[What needs to be done]:
Look through the records below, and copy out every line that holds the string "aqui".

[Input rows]:
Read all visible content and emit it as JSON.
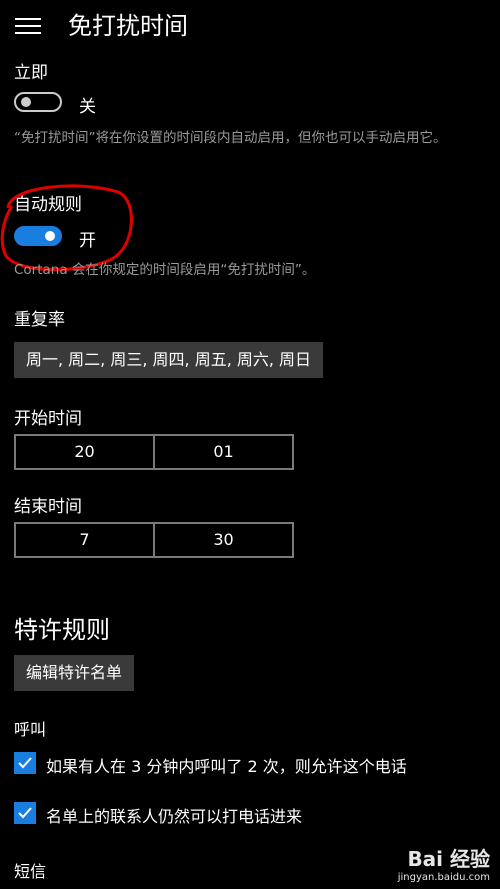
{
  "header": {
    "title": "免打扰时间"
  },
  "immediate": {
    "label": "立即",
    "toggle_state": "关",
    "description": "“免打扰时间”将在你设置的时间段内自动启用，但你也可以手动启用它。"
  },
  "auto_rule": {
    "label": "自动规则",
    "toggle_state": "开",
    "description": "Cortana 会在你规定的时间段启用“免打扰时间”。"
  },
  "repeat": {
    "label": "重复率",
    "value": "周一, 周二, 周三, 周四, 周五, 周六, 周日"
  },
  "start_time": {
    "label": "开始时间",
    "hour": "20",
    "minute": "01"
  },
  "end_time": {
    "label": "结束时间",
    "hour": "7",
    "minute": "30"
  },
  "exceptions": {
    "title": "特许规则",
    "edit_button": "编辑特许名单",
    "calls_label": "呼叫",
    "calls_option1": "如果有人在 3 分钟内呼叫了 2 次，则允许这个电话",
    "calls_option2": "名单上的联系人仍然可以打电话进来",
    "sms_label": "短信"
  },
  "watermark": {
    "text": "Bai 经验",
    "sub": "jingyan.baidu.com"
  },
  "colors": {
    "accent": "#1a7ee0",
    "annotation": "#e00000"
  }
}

---

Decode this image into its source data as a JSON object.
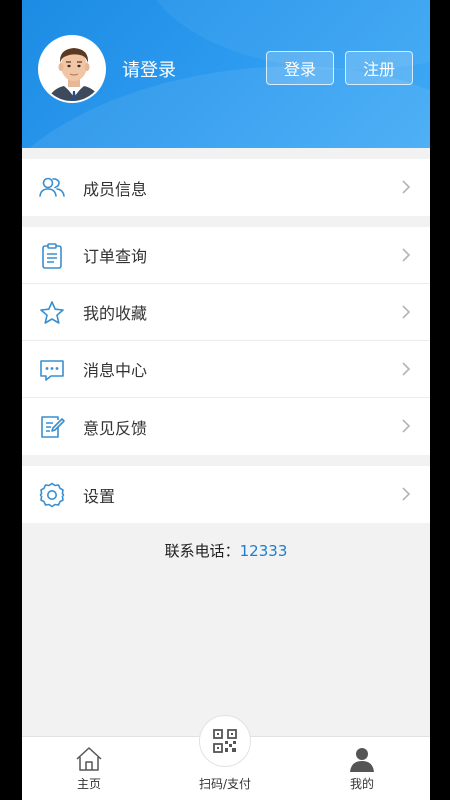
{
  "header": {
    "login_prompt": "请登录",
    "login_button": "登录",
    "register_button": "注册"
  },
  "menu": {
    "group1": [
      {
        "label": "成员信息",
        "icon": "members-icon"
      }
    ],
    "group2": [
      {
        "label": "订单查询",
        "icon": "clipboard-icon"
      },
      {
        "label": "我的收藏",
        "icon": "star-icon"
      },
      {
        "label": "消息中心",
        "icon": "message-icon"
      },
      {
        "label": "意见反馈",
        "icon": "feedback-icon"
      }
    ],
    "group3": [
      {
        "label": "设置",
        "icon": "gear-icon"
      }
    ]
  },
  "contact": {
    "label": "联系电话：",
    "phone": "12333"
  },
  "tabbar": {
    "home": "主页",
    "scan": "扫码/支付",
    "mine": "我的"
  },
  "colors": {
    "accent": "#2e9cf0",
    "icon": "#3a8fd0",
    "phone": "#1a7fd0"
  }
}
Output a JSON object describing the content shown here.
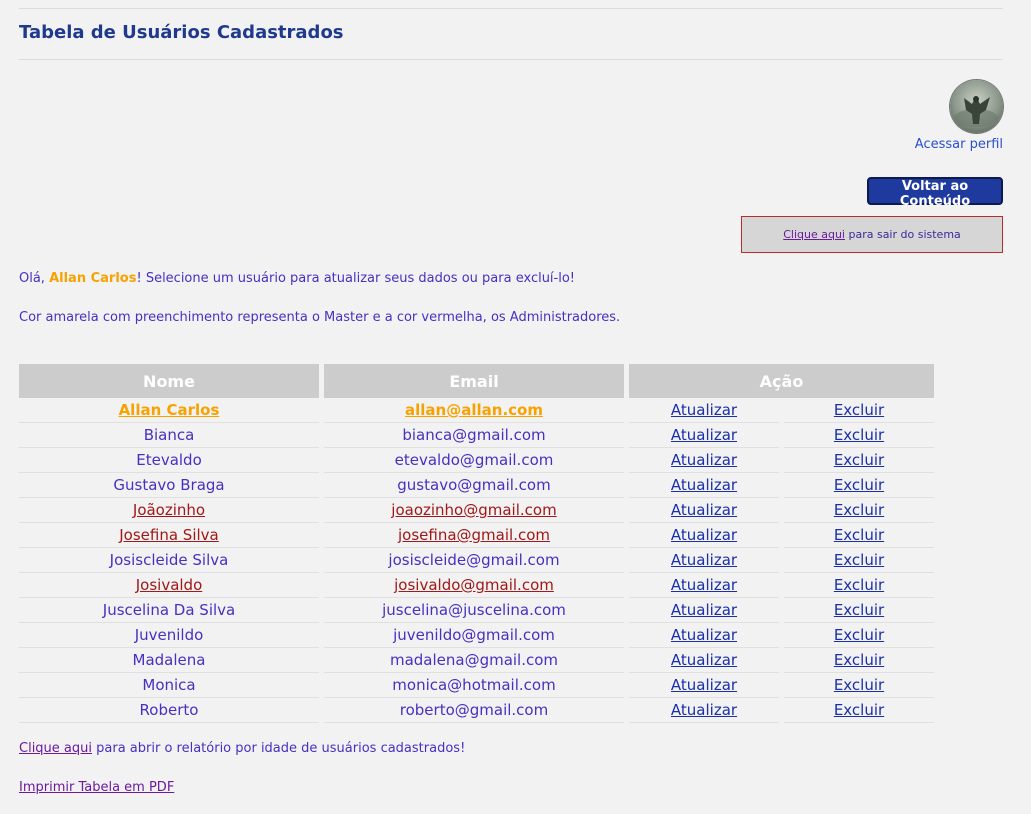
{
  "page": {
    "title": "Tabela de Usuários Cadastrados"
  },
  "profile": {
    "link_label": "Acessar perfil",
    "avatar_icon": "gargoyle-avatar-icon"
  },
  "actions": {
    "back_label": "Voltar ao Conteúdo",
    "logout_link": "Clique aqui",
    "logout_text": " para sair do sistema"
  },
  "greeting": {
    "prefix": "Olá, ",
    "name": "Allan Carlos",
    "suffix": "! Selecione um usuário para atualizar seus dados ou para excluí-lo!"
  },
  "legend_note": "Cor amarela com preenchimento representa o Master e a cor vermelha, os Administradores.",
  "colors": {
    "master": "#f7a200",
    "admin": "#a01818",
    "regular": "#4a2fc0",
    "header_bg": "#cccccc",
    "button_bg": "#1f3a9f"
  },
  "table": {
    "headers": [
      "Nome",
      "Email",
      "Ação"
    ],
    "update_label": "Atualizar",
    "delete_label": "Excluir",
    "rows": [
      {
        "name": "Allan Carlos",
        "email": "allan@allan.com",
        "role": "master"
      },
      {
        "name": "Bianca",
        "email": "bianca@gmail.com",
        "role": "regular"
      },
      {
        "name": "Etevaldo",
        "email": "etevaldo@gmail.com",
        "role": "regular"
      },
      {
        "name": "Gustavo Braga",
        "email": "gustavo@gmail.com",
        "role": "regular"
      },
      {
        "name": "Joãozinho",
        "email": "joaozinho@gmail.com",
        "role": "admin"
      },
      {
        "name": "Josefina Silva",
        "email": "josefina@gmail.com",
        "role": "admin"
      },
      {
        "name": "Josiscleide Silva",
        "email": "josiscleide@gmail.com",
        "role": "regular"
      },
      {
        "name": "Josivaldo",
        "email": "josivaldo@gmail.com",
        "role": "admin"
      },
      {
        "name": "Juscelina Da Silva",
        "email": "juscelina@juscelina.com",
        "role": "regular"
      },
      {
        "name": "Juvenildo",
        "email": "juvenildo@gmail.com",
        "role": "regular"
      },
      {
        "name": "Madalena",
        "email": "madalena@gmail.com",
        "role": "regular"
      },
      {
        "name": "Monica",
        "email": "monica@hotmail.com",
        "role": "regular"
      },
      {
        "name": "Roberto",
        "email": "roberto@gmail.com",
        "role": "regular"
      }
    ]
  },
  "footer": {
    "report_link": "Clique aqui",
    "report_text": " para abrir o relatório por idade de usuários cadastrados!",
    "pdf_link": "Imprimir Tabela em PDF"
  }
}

[Full solution]:
    "logout_link": "Clique aqui",
    "report_link": "Clique aqui",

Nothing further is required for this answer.